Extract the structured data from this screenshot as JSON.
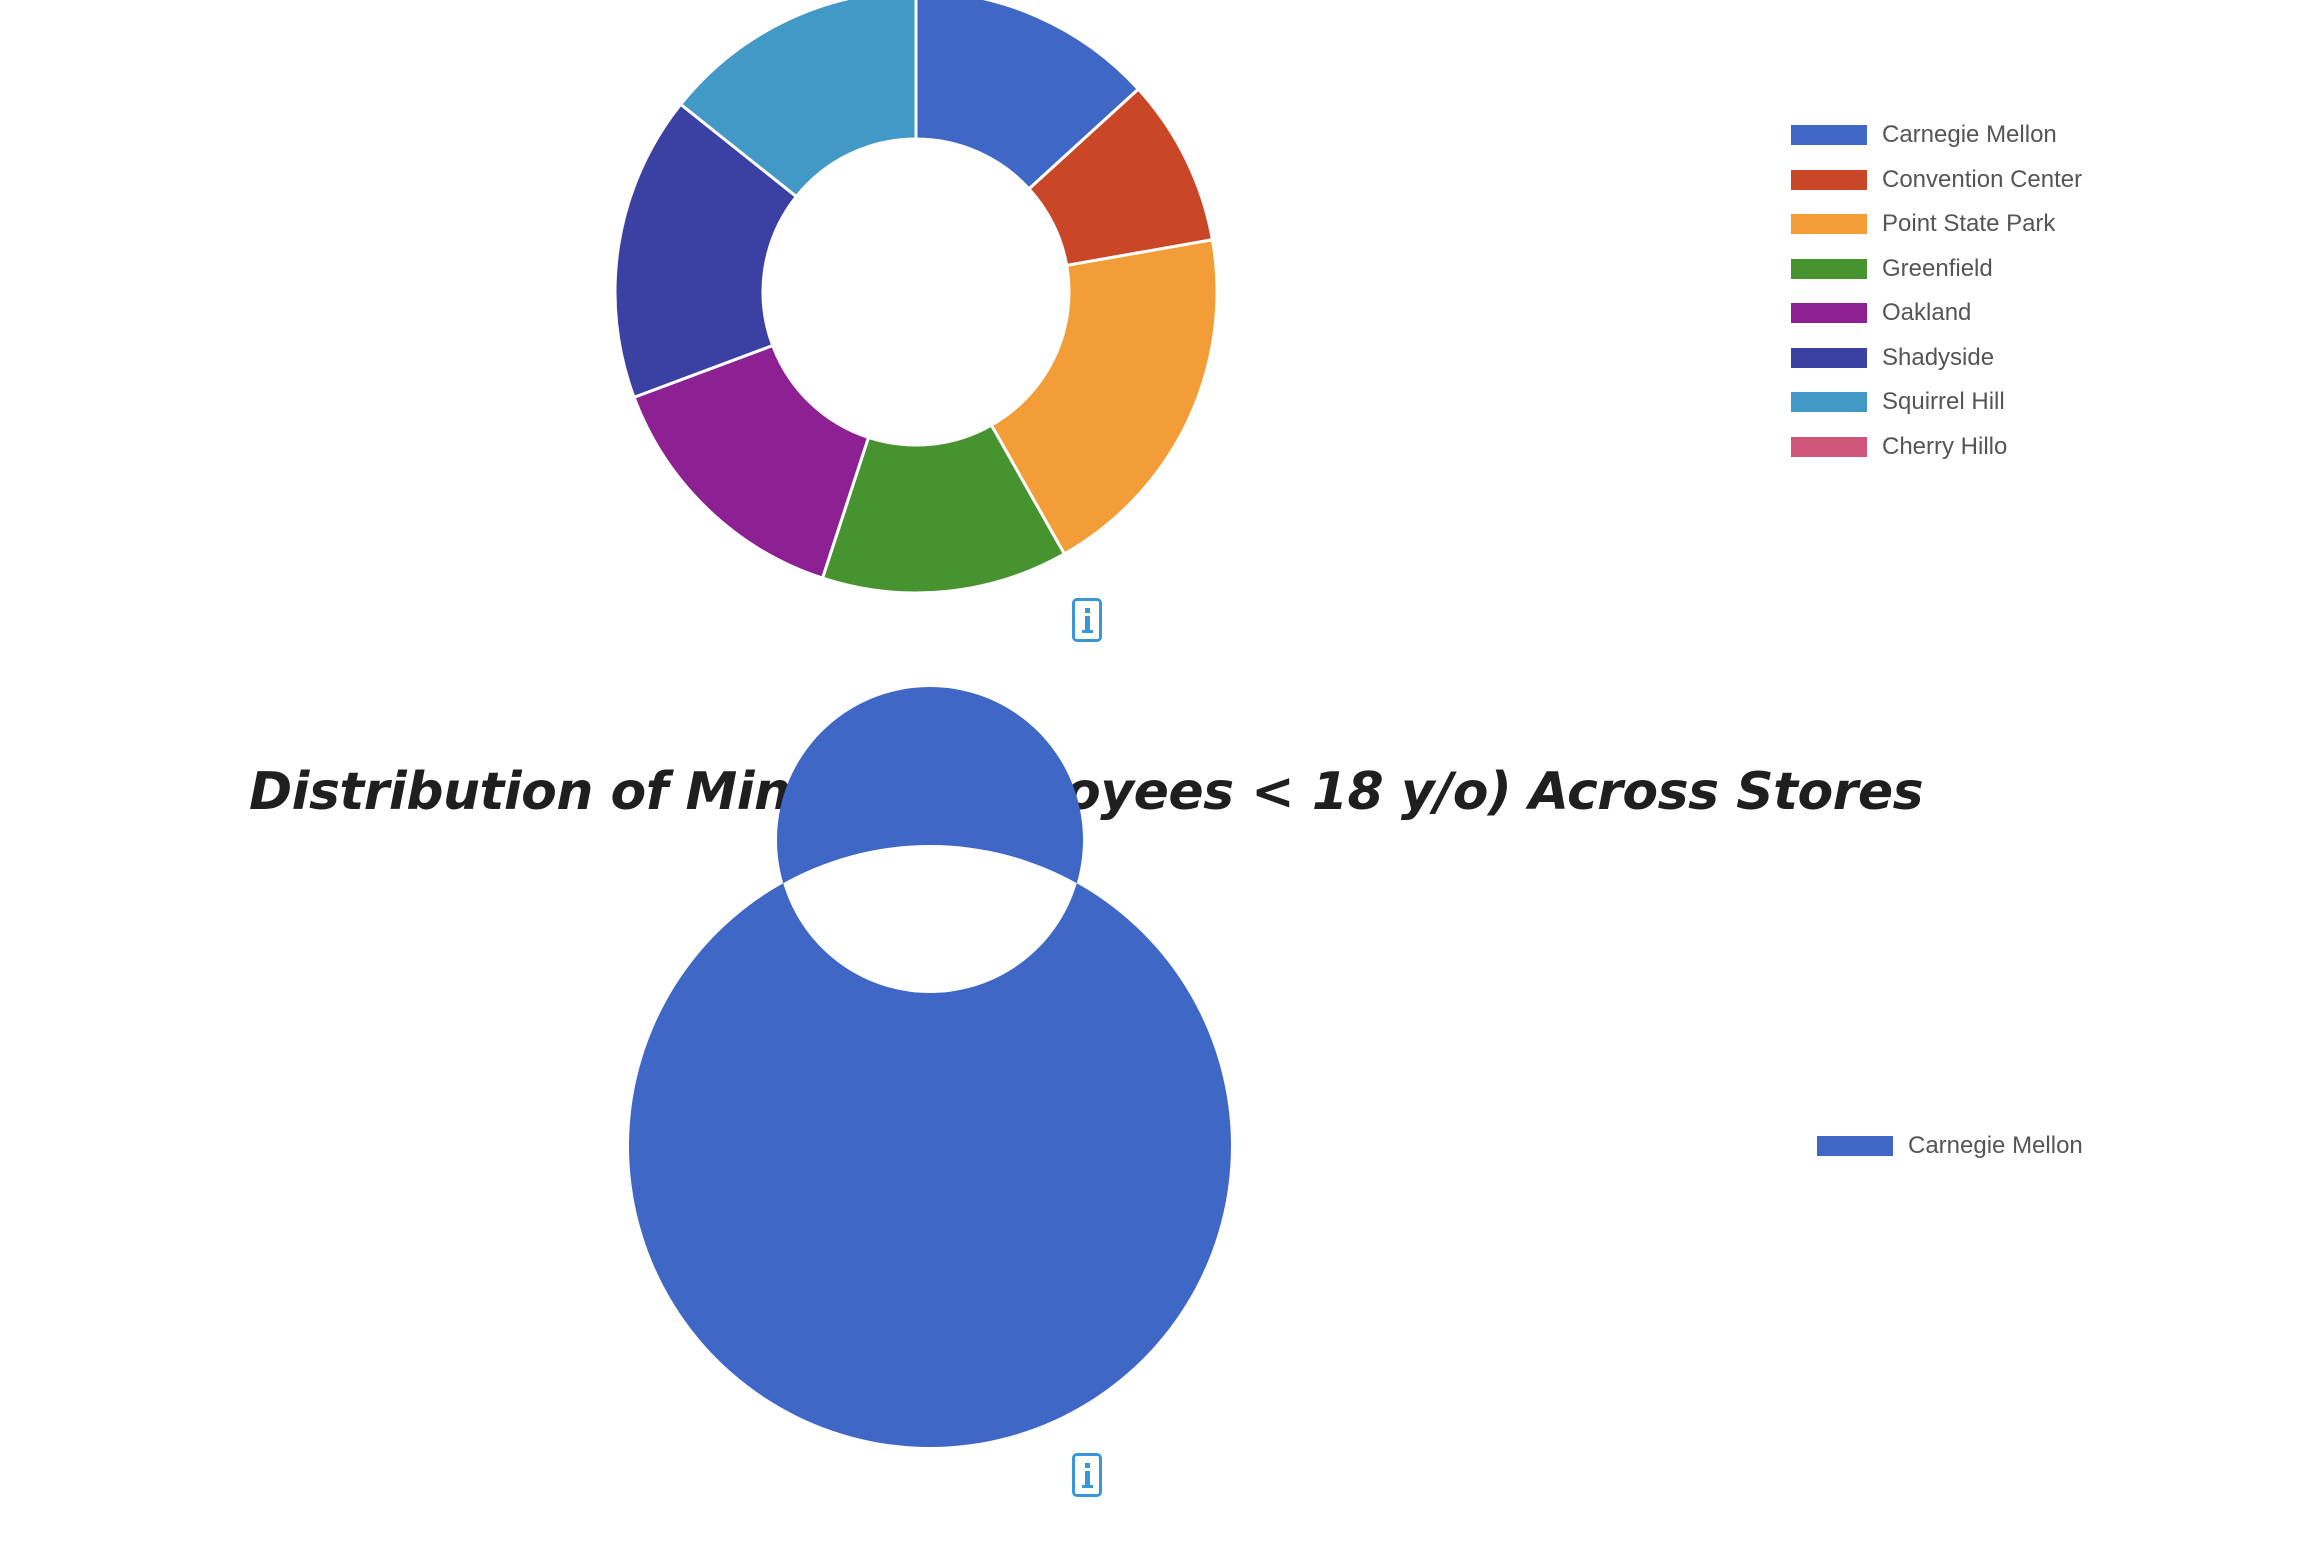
{
  "chart_data": [
    {
      "type": "pie",
      "title": "",
      "donut": true,
      "categories": [
        "Carnegie Mellon",
        "Convention Center",
        "Point State Park",
        "Greenfield",
        "Oakland",
        "Shadyside",
        "Squirrel Hill",
        "Cherry Hillo"
      ],
      "values": [
        12.5,
        8.5,
        18.5,
        12.5,
        13.5,
        15.5,
        13.5,
        0
      ],
      "colors": [
        "#3f67c6",
        "#c94627",
        "#f29d38",
        "#46932f",
        "#8d2193",
        "#3b40a3",
        "#4399c5",
        "#d0557a"
      ],
      "legend_position": "right"
    },
    {
      "type": "pie",
      "title": "Distribution of Minors (Employees < 18 y/o) Across Stores",
      "donut": true,
      "categories": [
        "Carnegie Mellon"
      ],
      "values": [
        100
      ],
      "colors": [
        "#3f67c6"
      ],
      "legend_position": "right"
    }
  ],
  "icons": {
    "info": "info-icon"
  }
}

---

Copy the records above exactly, leaving out every picture.

Extract the structured data from this screenshot as JSON.
{
  "chart_data": [
    {
      "type": "pie",
      "title": "",
      "donut": true,
      "categories": [
        "Carnegie Mellon",
        "Convention Center",
        "Point State Park",
        "Greenfield",
        "Oakland",
        "Shadyside",
        "Squirrel Hill",
        "Cherry Hillo"
      ],
      "values": [
        12.5,
        8.5,
        18.5,
        12.5,
        13.5,
        15.5,
        13.5,
        0
      ],
      "colors": [
        "#3f67c6",
        "#c94627",
        "#f29d38",
        "#46932f",
        "#8d2193",
        "#3b40a3",
        "#4399c5",
        "#d0557a"
      ],
      "legend_position": "right"
    },
    {
      "type": "pie",
      "title": "Distribution of Minors (Employees < 18 y/o) Across Stores",
      "donut": true,
      "categories": [
        "Carnegie Mellon"
      ],
      "values": [
        100
      ],
      "colors": [
        "#3f67c6"
      ],
      "legend_position": "right"
    }
  ],
  "icons": {
    "info": "info-icon"
  }
}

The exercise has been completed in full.